*Do this*. Spot every line with the word "Location" and return it.

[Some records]
========================

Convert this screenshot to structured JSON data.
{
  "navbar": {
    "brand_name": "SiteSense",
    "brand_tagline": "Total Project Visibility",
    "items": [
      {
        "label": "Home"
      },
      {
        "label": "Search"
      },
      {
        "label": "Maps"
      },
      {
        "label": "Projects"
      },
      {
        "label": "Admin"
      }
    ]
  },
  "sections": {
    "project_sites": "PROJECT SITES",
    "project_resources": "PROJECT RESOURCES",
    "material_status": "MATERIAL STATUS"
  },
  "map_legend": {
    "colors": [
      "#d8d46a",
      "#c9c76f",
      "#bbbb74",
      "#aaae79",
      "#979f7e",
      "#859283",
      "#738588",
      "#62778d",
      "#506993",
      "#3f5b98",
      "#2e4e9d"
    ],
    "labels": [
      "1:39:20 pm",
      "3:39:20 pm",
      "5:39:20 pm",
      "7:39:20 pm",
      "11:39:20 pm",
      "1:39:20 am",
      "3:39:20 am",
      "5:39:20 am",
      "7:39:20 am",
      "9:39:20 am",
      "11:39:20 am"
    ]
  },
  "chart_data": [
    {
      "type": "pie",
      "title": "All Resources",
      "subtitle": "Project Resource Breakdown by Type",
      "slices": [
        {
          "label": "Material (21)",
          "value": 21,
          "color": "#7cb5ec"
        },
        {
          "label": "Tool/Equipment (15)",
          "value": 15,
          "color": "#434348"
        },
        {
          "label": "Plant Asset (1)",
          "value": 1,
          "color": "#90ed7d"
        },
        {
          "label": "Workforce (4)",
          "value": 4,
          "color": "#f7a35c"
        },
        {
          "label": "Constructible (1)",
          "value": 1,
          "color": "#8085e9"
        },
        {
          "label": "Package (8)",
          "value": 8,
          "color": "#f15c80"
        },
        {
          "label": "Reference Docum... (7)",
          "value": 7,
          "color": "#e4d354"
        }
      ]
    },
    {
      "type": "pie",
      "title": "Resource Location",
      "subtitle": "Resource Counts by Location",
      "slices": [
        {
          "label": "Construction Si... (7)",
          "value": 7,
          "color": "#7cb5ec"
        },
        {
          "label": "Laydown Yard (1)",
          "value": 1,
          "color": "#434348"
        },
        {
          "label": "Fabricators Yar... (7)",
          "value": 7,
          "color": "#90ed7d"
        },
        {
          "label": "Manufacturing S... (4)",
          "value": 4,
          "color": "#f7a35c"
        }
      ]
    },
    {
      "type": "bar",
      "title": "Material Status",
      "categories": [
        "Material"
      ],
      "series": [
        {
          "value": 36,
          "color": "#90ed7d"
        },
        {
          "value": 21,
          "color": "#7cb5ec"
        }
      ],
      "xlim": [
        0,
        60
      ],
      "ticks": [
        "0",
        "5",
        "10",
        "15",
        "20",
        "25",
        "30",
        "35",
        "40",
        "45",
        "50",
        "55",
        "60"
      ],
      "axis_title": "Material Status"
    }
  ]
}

========================

*Result of this task*.
      "title": "Resource Location",
      "subtitle": "Resource Counts by Location",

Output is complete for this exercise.